_Records supplied:_

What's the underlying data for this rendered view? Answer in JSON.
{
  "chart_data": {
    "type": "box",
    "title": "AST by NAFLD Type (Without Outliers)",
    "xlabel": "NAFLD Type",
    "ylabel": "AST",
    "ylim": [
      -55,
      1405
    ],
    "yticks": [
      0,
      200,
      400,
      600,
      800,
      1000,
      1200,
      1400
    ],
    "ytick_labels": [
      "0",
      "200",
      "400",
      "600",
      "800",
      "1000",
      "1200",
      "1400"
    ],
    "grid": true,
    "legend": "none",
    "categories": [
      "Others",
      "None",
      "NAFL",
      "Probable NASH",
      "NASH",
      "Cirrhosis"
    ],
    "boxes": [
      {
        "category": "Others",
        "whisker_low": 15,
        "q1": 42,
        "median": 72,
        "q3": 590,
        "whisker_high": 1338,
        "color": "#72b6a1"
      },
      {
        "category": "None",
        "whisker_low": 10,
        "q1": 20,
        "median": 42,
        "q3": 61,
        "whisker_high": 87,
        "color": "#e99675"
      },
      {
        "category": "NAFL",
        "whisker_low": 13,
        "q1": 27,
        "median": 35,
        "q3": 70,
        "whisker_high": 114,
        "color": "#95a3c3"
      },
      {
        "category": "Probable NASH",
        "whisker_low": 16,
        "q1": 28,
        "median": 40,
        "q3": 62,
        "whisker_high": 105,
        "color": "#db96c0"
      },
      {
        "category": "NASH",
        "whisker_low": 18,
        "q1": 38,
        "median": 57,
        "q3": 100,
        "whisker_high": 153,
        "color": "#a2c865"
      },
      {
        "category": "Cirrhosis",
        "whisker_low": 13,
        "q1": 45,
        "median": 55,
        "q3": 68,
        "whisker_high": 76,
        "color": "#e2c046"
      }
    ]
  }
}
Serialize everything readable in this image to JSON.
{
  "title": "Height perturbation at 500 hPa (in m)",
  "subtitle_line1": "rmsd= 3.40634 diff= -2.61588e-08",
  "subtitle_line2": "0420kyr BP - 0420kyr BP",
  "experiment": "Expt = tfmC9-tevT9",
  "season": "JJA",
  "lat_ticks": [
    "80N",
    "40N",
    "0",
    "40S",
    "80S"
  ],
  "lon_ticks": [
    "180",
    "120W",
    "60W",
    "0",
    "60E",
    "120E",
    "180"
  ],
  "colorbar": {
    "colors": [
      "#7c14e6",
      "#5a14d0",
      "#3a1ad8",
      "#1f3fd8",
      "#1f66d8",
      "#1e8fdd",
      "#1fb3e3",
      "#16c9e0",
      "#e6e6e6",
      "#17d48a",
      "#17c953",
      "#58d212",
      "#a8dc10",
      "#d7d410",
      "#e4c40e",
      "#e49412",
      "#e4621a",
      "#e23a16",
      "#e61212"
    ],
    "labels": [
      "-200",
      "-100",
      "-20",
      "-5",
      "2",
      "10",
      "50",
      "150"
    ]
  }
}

_Your goal:_ All lines above with "NASH" in them should be returned.

_Result of the exercise:_
      "Probable NASH",
      "NASH",
        "category": "Probable NASH",
        "category": "NASH",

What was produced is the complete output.